▸ **Data for processing**
☆ ☆ ☆ ☆ ☆ ☆ ☆
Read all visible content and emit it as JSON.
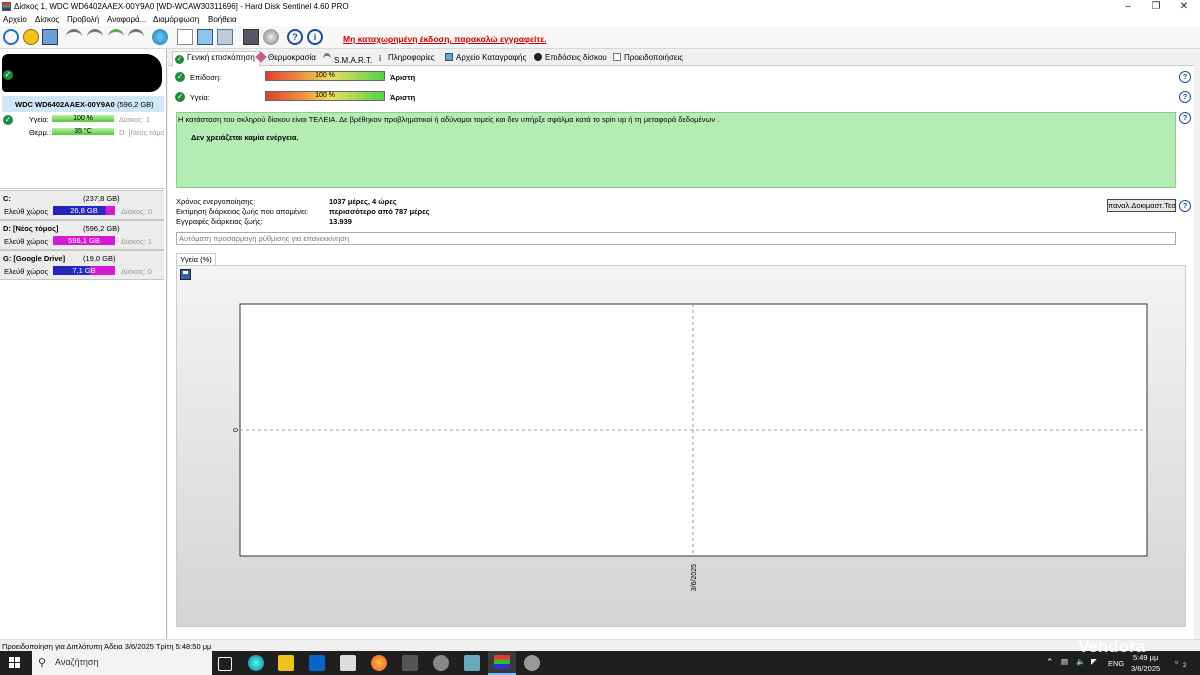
{
  "window": {
    "title": "Δίσκος 1, WDC WD6402AAEX-00Y9A0 [WD-WCAW30311696] - Hard Disk Sentinel 4.60 PRO"
  },
  "menu": [
    "Αρχείο",
    "Δίσκος",
    "Προβολή",
    "Αναφορά...",
    "Διαμόρφωση",
    "Βοήθεια"
  ],
  "toolbar": {
    "register_text": "Μη καταχωρημένη έκδοση, παρακαλώ εγγραφείτε."
  },
  "sidebar": {
    "disk": {
      "name": "WDC WD6402AAEX-00Y9A0",
      "size": "(596,2 GB)",
      "health_label": "Υγεία:",
      "health_value": "100 %",
      "health_pct": 100,
      "health_disk": "Δίσκος: 1",
      "temp_label": "Θερμ.:",
      "temp_value": "35 °C",
      "temp_drive": "D: [Νέος τόμο"
    },
    "volumes": [
      {
        "name": "C:",
        "size": "(237,8 GB)",
        "free_label": "Ελεύθ χώρος",
        "free_value": "26,8 GB",
        "disk": "Δίσκος: 0"
      },
      {
        "name": "D: [Νέος τόμος]",
        "size": "(596,2 GB)",
        "free_label": "Ελεύθ χώρος",
        "free_value": "596,1 GB",
        "disk": "Δίσκος: 1"
      },
      {
        "name": "G: [Google Drive]",
        "size": "(19,0 GB)",
        "free_label": "Ελεύθ χώρος",
        "free_value": "7,1 GB",
        "disk": "Δίσκος: 0"
      }
    ]
  },
  "tabs": [
    "Γενική επισκόπηση",
    "Θερμοκρασία",
    "S.M.A.R.T.",
    "Πληροφορίες",
    "Αρχείο Καταγραφής",
    "Επιδόσεις δίσκου",
    "Προειδοποιήσεις"
  ],
  "overview": {
    "performance_label": "Επίδοση:",
    "performance_value": "100 %",
    "performance_pct": 100,
    "performance_rating": "Άριστη",
    "health_label": "Υγεία:",
    "health_value": "100 %",
    "health_pct": 100,
    "health_rating": "Άριστη",
    "status_line1": "Η κατάσταση του σκληρού δίσκου είναι ΤΕΛΕΙΑ. Δε βρέθηκαν προβληματικοί ή αδύναμοι τομείς και δεν υπήρξε σφάλμα κατά το spin up ή τη μεταφορά δεδομένων .",
    "status_line2": "Δεν χρειάζεται καμία ενέργεια.",
    "power_on_label": "Χρόνος ενεργοποίησης:",
    "power_on_value": "1037 μέρες, 4 ώρες",
    "lifetime_label": "Εκτίμηση διάρκειας ζωής που απομένει:",
    "lifetime_value": "περισσότερο από 787 μέρες",
    "writes_label": "Εγγραφές διάρκειας ζωής:",
    "writes_value": "13.939",
    "retest_button": "παναλ.Δοκιμαστ.Τεσ",
    "auto_adjust_placeholder": "Αυτόματη προσαρμογή ρύθμισης για επανεκκίνηση"
  },
  "chart_tab": "Υγεία (%)",
  "chart_data": {
    "type": "line",
    "title": "",
    "xlabel": "",
    "ylabel": "",
    "x": [
      "3/6/2025"
    ],
    "series": [
      {
        "values": []
      }
    ],
    "y_tick_labels": [
      "0"
    ],
    "grid": true
  },
  "statusbar": {
    "text": "Προειδοποίηση για Διπλότυπη  Άδεια 3/6/2025 Τρίτη 5:48:50 μμ"
  },
  "taskbar": {
    "search_placeholder": "Αναζήτηση",
    "language": "ENG",
    "clock_time": "5:49 μμ",
    "clock_date": "3/6/2025",
    "notification_count": "2"
  },
  "watermark": "Vendora",
  "colors": {
    "ok_green": "#1f8a3a",
    "status_bg": "#b4ecb4",
    "register_red": "#cc0000",
    "accent_blue": "#1b4f9c"
  }
}
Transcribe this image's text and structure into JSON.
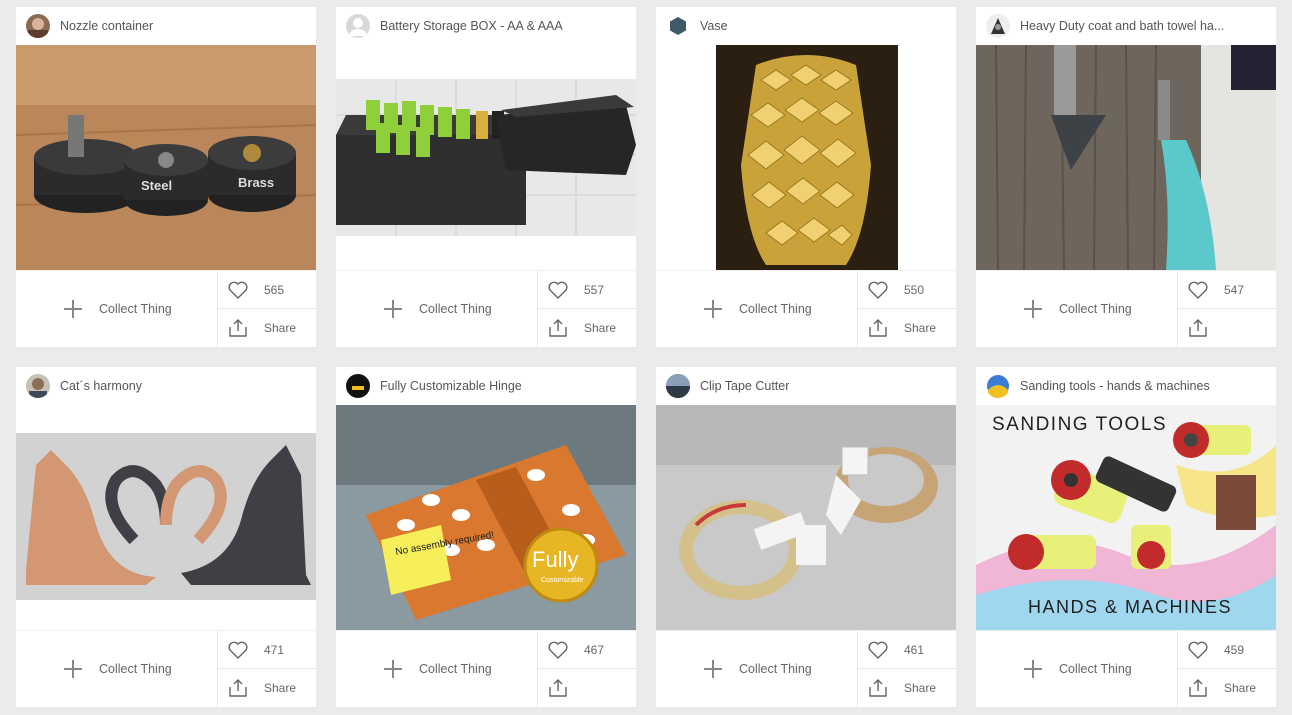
{
  "collect_label": "Collect Thing",
  "share_label": "Share",
  "cards": [
    {
      "title": "Nozzle container",
      "likes": "565",
      "share": "Share"
    },
    {
      "title": "Battery Storage BOX - AA & AAA",
      "likes": "557",
      "share": "Share"
    },
    {
      "title": "Vase",
      "likes": "550",
      "share": "Share"
    },
    {
      "title": "Heavy Duty coat and bath towel ha...",
      "likes": "547",
      "share": ""
    },
    {
      "title": "Cat´s harmony",
      "likes": "471",
      "share": "Share"
    },
    {
      "title": "Fully Customizable Hinge",
      "likes": "467",
      "share": ""
    },
    {
      "title": "Clip Tape Cutter",
      "likes": "461",
      "share": "Share"
    },
    {
      "title": "Sanding tools - hands & machines",
      "likes": "459",
      "share": "Share"
    }
  ],
  "image_text": {
    "nozzle_left": "Steel",
    "nozzle_right": "Brass",
    "hinge_note": "No assembly required!",
    "hinge_seal": "Fully",
    "hinge_seal_sub": "Customizable",
    "sanding_top": "SANDING TOOLS",
    "sanding_bottom": "HANDS & MACHINES"
  }
}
☆ ☆ ☆ ☆ ☆ ☆ ☆
▸ **Aim**
Copy out only the lines beginning at the line with "Transcribe this image's" and ending at the last line of the entries. Keep them exact; drop pictures.

▸ **Reply to the exercise**
Transcribe this image's text and structure into JSON.
{
  "collect_label": "Collect Thing",
  "share_label": "Share",
  "cards": [
    {
      "title": "Nozzle container",
      "likes": "565",
      "share": "Share"
    },
    {
      "title": "Battery Storage BOX - AA & AAA",
      "likes": "557",
      "share": "Share"
    },
    {
      "title": "Vase",
      "likes": "550",
      "share": "Share"
    },
    {
      "title": "Heavy Duty coat and bath towel ha...",
      "likes": "547",
      "share": ""
    },
    {
      "title": "Cat´s harmony",
      "likes": "471",
      "share": "Share"
    },
    {
      "title": "Fully Customizable Hinge",
      "likes": "467",
      "share": ""
    },
    {
      "title": "Clip Tape Cutter",
      "likes": "461",
      "share": "Share"
    },
    {
      "title": "Sanding tools - hands & machines",
      "likes": "459",
      "share": "Share"
    }
  ],
  "image_text": {
    "nozzle_left": "Steel",
    "nozzle_right": "Brass",
    "hinge_note": "No assembly required!",
    "hinge_seal": "Fully",
    "hinge_seal_sub": "Customizable",
    "sanding_top": "SANDING TOOLS",
    "sanding_bottom": "HANDS & MACHINES"
  }
}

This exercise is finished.